- _AIM_:
All the data should come back exactly as it was given.

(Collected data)
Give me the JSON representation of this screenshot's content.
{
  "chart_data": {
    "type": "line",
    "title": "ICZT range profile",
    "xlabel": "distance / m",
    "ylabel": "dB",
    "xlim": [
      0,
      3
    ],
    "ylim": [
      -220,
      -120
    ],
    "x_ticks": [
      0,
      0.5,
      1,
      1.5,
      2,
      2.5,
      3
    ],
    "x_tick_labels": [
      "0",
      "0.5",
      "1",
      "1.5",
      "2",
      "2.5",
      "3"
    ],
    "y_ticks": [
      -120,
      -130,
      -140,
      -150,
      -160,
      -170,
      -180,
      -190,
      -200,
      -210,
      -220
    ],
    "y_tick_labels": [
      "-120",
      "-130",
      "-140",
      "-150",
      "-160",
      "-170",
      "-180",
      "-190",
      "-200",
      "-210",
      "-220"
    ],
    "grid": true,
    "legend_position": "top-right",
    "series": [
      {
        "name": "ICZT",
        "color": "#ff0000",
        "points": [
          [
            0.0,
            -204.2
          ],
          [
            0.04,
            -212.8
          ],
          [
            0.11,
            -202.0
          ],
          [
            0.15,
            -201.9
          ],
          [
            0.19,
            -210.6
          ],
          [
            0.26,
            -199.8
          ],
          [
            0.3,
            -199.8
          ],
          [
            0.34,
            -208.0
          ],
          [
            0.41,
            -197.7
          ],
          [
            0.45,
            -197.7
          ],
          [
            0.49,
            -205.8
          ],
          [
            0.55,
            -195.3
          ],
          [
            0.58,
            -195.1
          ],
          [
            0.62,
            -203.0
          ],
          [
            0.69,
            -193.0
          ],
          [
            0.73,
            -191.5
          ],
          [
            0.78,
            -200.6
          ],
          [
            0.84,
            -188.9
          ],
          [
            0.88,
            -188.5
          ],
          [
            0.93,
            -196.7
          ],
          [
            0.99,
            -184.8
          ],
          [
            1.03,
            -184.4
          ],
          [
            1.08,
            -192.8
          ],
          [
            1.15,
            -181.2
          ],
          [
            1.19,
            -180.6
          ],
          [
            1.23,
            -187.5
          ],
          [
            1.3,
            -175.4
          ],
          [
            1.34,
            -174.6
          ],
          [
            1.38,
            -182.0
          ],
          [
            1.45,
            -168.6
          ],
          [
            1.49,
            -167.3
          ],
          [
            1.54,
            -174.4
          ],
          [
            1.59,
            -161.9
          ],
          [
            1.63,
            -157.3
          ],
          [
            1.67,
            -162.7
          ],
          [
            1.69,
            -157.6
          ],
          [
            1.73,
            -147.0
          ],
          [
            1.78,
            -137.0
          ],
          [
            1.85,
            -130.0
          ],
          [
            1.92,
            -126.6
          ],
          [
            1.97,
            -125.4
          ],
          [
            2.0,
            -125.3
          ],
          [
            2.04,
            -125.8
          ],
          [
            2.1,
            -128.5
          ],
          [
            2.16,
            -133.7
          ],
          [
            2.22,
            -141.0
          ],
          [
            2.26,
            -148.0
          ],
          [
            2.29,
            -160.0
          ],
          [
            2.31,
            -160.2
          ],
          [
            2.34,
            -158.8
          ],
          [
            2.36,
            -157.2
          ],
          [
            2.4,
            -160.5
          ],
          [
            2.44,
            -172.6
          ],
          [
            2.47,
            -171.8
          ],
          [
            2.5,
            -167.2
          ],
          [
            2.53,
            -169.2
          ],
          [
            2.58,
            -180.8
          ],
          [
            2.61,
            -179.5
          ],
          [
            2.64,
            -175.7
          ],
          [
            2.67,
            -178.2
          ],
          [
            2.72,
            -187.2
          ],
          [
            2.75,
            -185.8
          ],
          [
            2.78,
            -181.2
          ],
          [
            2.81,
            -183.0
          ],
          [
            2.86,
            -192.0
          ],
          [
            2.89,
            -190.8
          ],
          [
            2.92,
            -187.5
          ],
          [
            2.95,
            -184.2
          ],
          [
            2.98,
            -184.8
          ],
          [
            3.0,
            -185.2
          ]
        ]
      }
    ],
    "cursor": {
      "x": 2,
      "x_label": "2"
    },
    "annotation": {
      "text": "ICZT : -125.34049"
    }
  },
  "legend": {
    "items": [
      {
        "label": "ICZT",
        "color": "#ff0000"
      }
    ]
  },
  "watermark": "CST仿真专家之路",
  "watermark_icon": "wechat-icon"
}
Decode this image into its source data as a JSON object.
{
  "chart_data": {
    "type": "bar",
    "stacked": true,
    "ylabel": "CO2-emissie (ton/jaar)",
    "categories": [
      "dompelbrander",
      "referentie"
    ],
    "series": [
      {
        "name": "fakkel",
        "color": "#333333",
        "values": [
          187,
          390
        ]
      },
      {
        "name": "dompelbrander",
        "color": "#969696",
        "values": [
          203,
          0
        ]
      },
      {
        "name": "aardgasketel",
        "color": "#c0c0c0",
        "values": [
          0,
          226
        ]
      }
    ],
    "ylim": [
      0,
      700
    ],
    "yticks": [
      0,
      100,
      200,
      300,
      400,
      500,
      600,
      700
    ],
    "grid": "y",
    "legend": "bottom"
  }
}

- _FINISHED TASK_:
Give me the JSON representation of this screenshot's content.
{
  "chart_data": {
    "type": "line",
    "title": "ICZT range profile",
    "xlabel": "distance / m",
    "ylabel": "dB",
    "xlim": [
      0,
      3
    ],
    "ylim": [
      -220,
      -120
    ],
    "x_ticks": [
      0,
      0.5,
      1,
      1.5,
      2,
      2.5,
      3
    ],
    "x_tick_labels": [
      "0",
      "0.5",
      "1",
      "1.5",
      "2",
      "2.5",
      "3"
    ],
    "y_ticks": [
      -120,
      -130,
      -140,
      -150,
      -160,
      -170,
      -180,
      -190,
      -200,
      -210,
      -220
    ],
    "y_tick_labels": [
      "-120",
      "-130",
      "-140",
      "-150",
      "-160",
      "-170",
      "-180",
      "-190",
      "-200",
      "-210",
      "-220"
    ],
    "grid": true,
    "legend_position": "top-right",
    "series": [
      {
        "name": "ICZT",
        "color": "#ff0000",
        "points": [
          [
            0.0,
            -204.2
          ],
          [
            0.04,
            -212.8
          ],
          [
            0.11,
            -202.0
          ],
          [
            0.15,
            -201.9
          ],
          [
            0.19,
            -210.6
          ],
          [
            0.26,
            -199.8
          ],
          [
            0.3,
            -199.8
          ],
          [
            0.34,
            -208.0
          ],
          [
            0.41,
            -197.7
          ],
          [
            0.45,
            -197.7
          ],
          [
            0.49,
            -205.8
          ],
          [
            0.55,
            -195.3
          ],
          [
            0.58,
            -195.1
          ],
          [
            0.62,
            -203.0
          ],
          [
            0.69,
            -193.0
          ],
          [
            0.73,
            -191.5
          ],
          [
            0.78,
            -200.6
          ],
          [
            0.84,
            -188.9
          ],
          [
            0.88,
            -188.5
          ],
          [
            0.93,
            -196.7
          ],
          [
            0.99,
            -184.8
          ],
          [
            1.03,
            -184.4
          ],
          [
            1.08,
            -192.8
          ],
          [
            1.15,
            -181.2
          ],
          [
            1.19,
            -180.6
          ],
          [
            1.23,
            -187.5
          ],
          [
            1.3,
            -175.4
          ],
          [
            1.34,
            -174.6
          ],
          [
            1.38,
            -182.0
          ],
          [
            1.45,
            -168.6
          ],
          [
            1.49,
            -167.3
          ],
          [
            1.54,
            -174.4
          ],
          [
            1.59,
            -161.9
          ],
          [
            1.63,
            -157.3
          ],
          [
            1.67,
            -162.7
          ],
          [
            1.69,
            -157.6
          ],
          [
            1.73,
            -147.0
          ],
          [
            1.78,
            -137.0
          ],
          [
            1.85,
            -130.0
          ],
          [
            1.92,
            -126.6
          ],
          [
            1.97,
            -125.4
          ],
          [
            2.0,
            -125.3
          ],
          [
            2.04,
            -125.8
          ],
          [
            2.1,
            -128.5
          ],
          [
            2.16,
            -133.7
          ],
          [
            2.22,
            -141.0
          ],
          [
            2.26,
            -148.0
          ],
          [
            2.29,
            -160.0
          ],
          [
            2.31,
            -160.2
          ],
          [
            2.34,
            -158.8
          ],
          [
            2.36,
            -157.2
          ],
          [
            2.4,
            -160.5
          ],
          [
            2.44,
            -172.6
          ],
          [
            2.47,
            -171.8
          ],
          [
            2.5,
            -167.2
          ],
          [
            2.53,
            -169.2
          ],
          [
            2.58,
            -180.8
          ],
          [
            2.61,
            -179.5
          ],
          [
            2.64,
            -175.7
          ],
          [
            2.67,
            -178.2
          ],
          [
            2.72,
            -187.2
          ],
          [
            2.75,
            -185.8
          ],
          [
            2.78,
            -181.2
          ],
          [
            2.81,
            -183.0
          ],
          [
            2.86,
            -192.0
          ],
          [
            2.89,
            -190.8
          ],
          [
            2.92,
            -187.5
          ],
          [
            2.95,
            -184.2
          ],
          [
            2.98,
            -184.8
          ],
          [
            3.0,
            -185.2
          ]
        ]
      }
    ],
    "cursor": {
      "x": 2,
      "x_label": "2"
    },
    "annotation": {
      "text": "ICZT : -125.34049"
    }
  },
  "legend": {
    "items": [
      {
        "label": "ICZT",
        "color": "#ff0000"
      }
    ]
  },
  "watermark": "CST仿真专家之路",
  "watermark_icon": "wechat-icon"
}
Decode this image into its source data as a JSON object.
{
  "chart_data": {
    "type": "bar",
    "stacked": true,
    "ylabel": "CO2-emissie (ton/jaar)",
    "categories": [
      "dompelbrander",
      "referentie"
    ],
    "series": [
      {
        "name": "fakkel",
        "color": "#333333",
        "values": [
          187,
          390
        ]
      },
      {
        "name": "dompelbrander",
        "color": "#969696",
        "values": [
          203,
          0
        ]
      },
      {
        "name": "aardgasketel",
        "color": "#c0c0c0",
        "values": [
          0,
          226
        ]
      }
    ],
    "ylim": [
      0,
      700
    ],
    "yticks": [
      0,
      100,
      200,
      300,
      400,
      500,
      600,
      700
    ],
    "grid": "y",
    "legend": "bottom"
  }
}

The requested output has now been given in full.